I have been using following matrix to understand the IETF security
protocols:

+-+---+--+
| | "Kernel" mode | Application mode |
+-+---+--+
| Pre-configuration   | IPsec | Secure Shell |
| required|   |  |
+-+---+--+
| No per host | HIP   | SSL/TLS  |
| pre configuration   | / |  |
| needed /| TCPINC|  |
| opportunistic   |   |  |
+-+---+--+

Kernel mode means it is implemented inside the operating system kernel
or libraries, and Application mode means it is part of the application
level implementation.

Pre-configuration required means that both ends needs to be
pre-configured to accept the connection. I.e., there is no point of
trying to use ssh to connect host kivinen.iki.fi unless you have
account and some method of authentication token for that host. Same
with IPsec, you cannot assume that other end talks IPsec and allows
you to connect unless you have pre-configured both ends to support it.

Even when using opportunistic IPsec this is mostly same, there is no
point of even trying to use opportunistic IPsec to www.google.com, and
assume it would work. It might be that at some day we are there, and
we have opportunistic IPsec installed in every single host, but we are
not there now, and main use of IPsec is with pre-configuration.

### Problem set
1 - In the post on IETF security protocols, rewrite the paragraph beginning "Pre-configuration required means" more briefly while keeping its main facts.
2 - From the post on IETF security protocols, duplicate the wording from "Kernel mode means" to "to support it.".

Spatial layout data
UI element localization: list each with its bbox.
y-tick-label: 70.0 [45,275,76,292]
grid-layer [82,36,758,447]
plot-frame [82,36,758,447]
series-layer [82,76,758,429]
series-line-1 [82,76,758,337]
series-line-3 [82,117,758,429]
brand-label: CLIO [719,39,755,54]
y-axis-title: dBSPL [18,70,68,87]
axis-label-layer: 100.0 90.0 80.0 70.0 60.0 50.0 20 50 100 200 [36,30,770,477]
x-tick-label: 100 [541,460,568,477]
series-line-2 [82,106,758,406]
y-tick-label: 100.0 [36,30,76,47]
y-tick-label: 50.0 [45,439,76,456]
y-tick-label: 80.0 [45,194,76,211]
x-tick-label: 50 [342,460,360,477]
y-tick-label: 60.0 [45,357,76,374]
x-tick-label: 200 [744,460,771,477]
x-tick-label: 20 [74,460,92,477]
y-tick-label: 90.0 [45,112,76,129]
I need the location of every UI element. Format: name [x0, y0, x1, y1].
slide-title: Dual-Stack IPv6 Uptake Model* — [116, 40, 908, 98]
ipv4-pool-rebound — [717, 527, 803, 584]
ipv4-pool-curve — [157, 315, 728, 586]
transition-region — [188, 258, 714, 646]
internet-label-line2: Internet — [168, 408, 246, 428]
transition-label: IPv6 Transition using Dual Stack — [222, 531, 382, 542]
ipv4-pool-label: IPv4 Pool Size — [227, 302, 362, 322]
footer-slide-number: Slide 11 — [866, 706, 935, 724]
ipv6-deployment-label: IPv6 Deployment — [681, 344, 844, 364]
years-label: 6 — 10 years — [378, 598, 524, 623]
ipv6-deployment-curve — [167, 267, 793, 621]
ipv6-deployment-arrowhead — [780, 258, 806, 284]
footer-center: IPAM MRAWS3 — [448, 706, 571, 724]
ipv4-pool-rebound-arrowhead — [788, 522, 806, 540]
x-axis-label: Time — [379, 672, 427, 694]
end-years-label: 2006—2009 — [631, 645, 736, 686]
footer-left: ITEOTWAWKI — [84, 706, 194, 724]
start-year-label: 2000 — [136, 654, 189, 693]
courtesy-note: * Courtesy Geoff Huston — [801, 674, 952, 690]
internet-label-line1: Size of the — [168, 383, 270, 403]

### Exercise results
1 - Pre-configuration required means both ends must be set up in advance to accept the connection. For example, trying ssh to the host kivinen.iki.fi is pointless without an account and some authentication token for that host. IPsec works the same way: you cannot assume the other end speaks IPsec and will let you connect unless both ends have been configured to support it.

2 -
Kernel mode means it is implemented inside the operating system kernel
or libraries, and Application mode means it is part of the application
level implementation.

Pre-configuration required means that both ends needs to be
pre-configured to accept the connection. I.e., there is no point of
trying to use ssh to connect host kivinen.iki.fi unless you have
account and some method of authentication token for that host. Same
with IPsec, you cannot assume that other end talks IPsec and allows
you to connect unless you have pre-configured both ends to support it.